→ Data listing:
____________

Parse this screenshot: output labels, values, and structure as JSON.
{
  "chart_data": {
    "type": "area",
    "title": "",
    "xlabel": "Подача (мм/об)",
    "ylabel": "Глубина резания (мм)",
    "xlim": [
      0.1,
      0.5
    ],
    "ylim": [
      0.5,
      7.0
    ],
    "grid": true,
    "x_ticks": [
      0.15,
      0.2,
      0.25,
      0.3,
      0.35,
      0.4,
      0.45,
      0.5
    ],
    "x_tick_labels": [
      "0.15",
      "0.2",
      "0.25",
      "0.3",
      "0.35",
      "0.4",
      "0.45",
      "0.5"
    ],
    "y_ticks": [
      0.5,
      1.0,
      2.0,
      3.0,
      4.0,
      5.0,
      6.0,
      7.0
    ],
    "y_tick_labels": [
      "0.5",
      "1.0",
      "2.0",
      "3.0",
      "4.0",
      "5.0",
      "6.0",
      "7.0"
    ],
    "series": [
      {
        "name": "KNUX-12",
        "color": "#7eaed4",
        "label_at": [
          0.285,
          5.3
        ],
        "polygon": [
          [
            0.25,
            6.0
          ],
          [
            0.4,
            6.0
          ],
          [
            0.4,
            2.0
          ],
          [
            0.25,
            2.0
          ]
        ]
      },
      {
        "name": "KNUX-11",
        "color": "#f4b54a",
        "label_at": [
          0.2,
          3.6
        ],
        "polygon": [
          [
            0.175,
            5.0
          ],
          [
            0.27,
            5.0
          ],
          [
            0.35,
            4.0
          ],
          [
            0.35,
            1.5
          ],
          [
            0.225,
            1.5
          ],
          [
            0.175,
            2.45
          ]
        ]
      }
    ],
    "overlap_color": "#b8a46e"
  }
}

____________

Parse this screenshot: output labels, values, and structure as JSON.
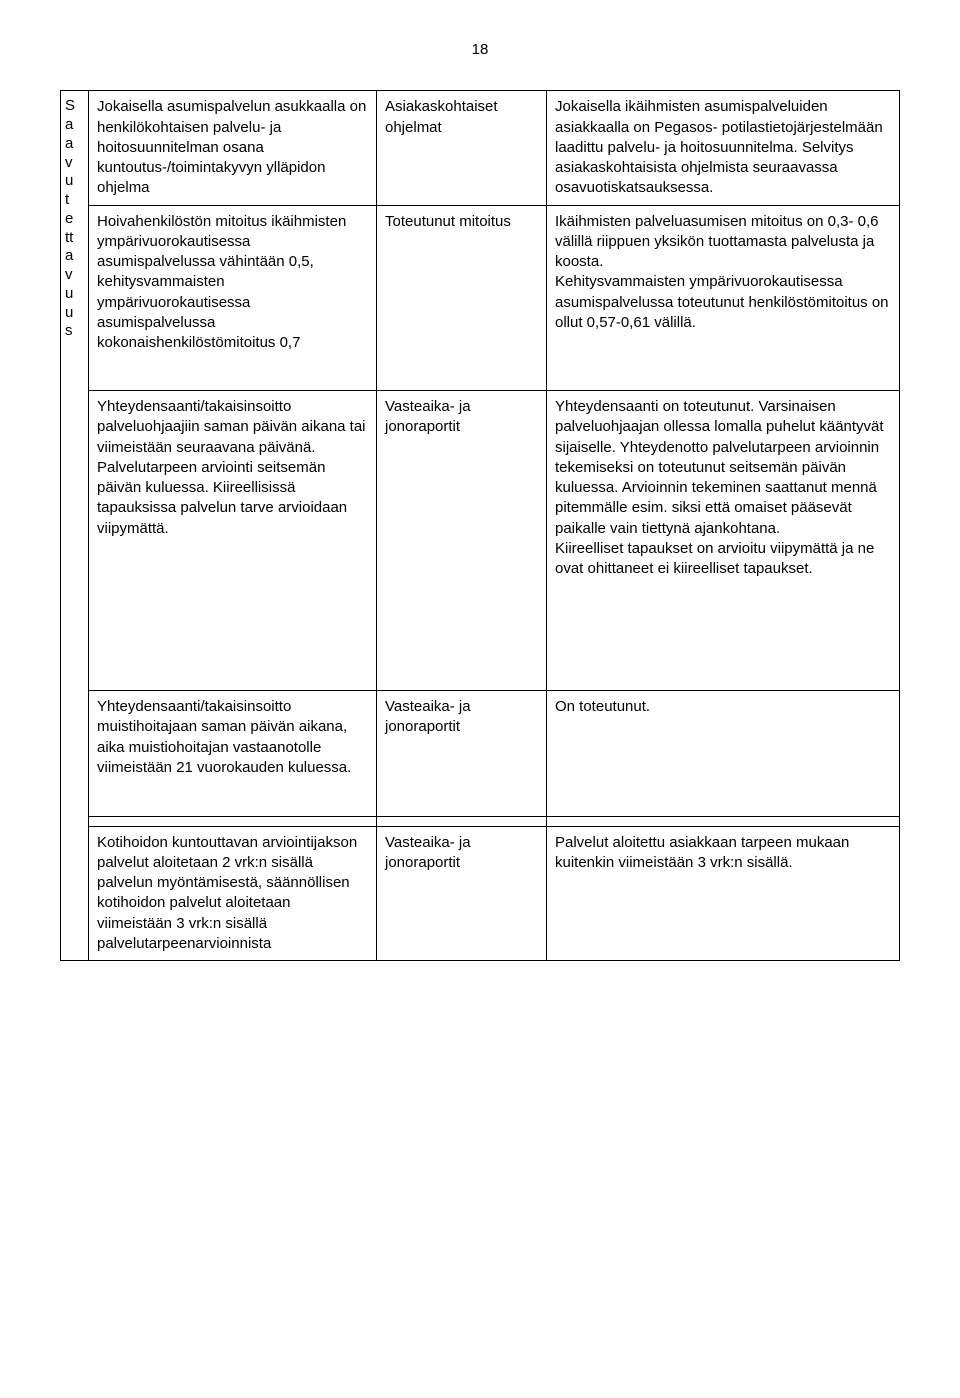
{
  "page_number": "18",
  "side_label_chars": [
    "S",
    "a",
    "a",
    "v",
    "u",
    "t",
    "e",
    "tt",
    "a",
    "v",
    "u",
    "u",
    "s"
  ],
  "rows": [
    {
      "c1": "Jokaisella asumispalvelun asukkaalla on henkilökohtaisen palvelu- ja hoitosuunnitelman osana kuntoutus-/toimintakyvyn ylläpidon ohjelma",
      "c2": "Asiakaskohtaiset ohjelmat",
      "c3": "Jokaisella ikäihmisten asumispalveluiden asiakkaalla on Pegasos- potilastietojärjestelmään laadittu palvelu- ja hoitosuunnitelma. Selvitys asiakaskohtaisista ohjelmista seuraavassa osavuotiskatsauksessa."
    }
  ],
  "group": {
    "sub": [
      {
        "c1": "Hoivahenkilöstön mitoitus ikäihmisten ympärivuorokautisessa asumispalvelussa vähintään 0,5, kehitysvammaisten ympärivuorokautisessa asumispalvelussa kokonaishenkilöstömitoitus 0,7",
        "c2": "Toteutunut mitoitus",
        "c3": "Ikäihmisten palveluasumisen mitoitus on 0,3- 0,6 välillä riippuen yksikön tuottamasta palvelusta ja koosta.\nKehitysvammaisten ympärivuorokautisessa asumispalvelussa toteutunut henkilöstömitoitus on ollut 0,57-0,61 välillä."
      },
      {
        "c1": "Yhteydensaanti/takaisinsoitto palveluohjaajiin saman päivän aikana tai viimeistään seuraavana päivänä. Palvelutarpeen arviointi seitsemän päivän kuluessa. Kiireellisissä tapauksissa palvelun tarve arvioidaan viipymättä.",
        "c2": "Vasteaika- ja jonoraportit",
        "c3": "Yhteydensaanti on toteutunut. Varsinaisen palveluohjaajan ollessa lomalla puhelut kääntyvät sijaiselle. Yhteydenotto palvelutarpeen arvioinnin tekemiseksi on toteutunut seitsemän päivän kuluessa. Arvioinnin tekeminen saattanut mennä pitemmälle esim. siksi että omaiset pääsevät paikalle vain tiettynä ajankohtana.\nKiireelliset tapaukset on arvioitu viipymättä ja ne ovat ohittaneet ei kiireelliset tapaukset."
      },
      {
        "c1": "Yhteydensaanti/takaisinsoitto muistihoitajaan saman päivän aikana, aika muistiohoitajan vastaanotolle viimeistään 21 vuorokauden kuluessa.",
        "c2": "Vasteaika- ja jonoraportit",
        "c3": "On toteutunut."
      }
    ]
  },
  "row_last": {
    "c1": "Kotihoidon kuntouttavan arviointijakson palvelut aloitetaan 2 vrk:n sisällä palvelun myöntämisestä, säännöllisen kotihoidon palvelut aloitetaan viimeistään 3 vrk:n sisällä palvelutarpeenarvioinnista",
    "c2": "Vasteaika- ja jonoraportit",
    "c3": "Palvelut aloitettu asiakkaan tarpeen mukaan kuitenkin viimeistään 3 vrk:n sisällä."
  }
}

____________

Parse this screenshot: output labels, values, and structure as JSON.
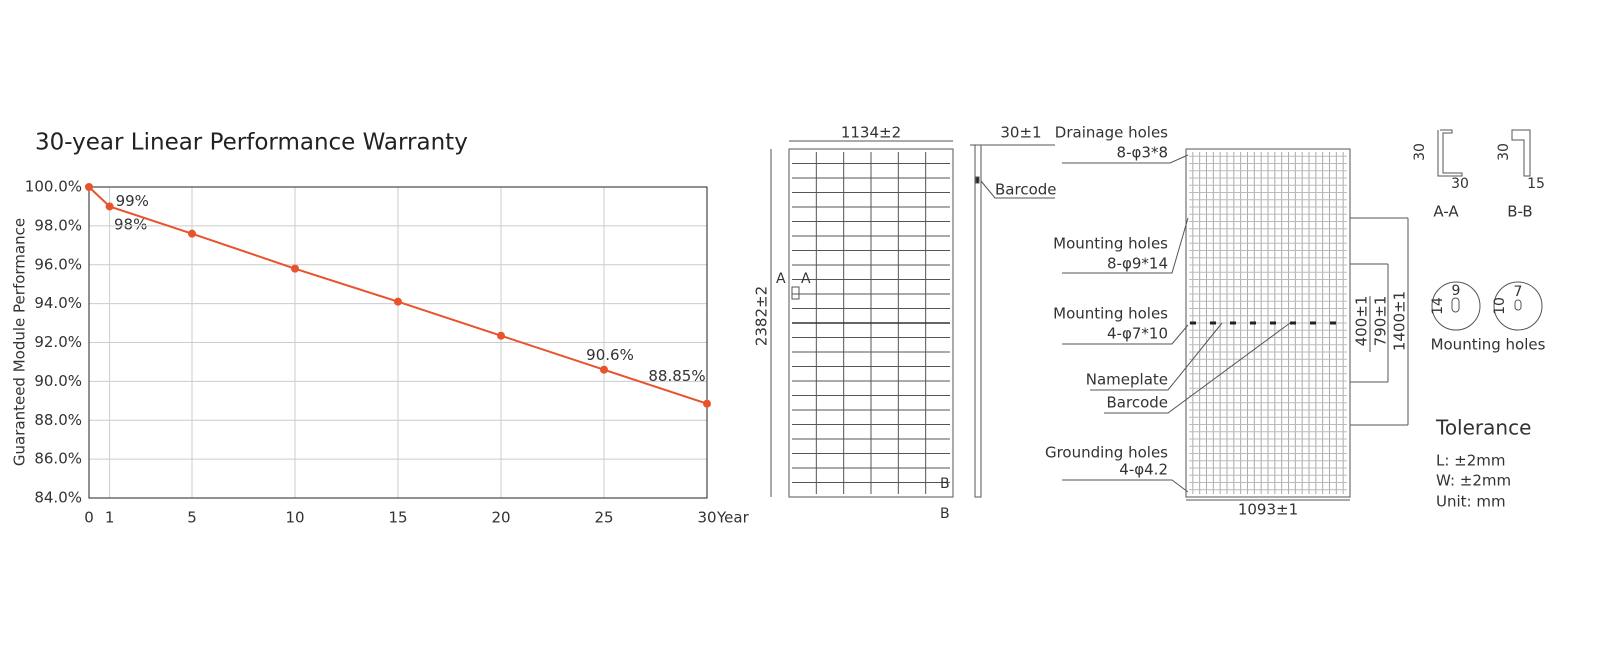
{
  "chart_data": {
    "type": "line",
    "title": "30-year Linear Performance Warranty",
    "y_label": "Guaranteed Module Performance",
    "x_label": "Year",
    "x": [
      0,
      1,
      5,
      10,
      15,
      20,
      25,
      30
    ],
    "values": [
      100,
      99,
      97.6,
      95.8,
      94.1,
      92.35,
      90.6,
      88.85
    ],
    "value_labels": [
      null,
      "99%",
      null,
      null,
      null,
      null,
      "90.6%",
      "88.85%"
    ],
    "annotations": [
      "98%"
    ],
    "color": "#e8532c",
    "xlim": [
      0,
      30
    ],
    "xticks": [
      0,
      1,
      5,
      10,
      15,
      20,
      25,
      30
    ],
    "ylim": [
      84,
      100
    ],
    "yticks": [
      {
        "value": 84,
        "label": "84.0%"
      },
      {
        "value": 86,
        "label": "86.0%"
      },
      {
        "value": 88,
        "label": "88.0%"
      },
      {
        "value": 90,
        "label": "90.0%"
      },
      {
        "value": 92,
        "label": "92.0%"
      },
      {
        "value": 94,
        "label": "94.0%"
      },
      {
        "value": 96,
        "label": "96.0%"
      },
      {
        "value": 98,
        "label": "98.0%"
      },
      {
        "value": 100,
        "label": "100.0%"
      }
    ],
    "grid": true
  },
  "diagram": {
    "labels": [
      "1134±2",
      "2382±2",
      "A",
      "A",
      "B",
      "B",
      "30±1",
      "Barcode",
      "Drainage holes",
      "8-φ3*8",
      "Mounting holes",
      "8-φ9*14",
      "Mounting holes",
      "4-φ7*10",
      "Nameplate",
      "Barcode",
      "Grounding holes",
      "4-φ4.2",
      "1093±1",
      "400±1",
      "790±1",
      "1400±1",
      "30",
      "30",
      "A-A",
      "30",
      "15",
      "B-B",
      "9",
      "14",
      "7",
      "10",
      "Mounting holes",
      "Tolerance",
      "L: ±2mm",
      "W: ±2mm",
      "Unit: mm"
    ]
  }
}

____________

→ Challenge: Every line above that contains the word "title" should be reported.

→ Exercise solution:
    "title": "",
    "title": "30-year Linear Performance Warranty",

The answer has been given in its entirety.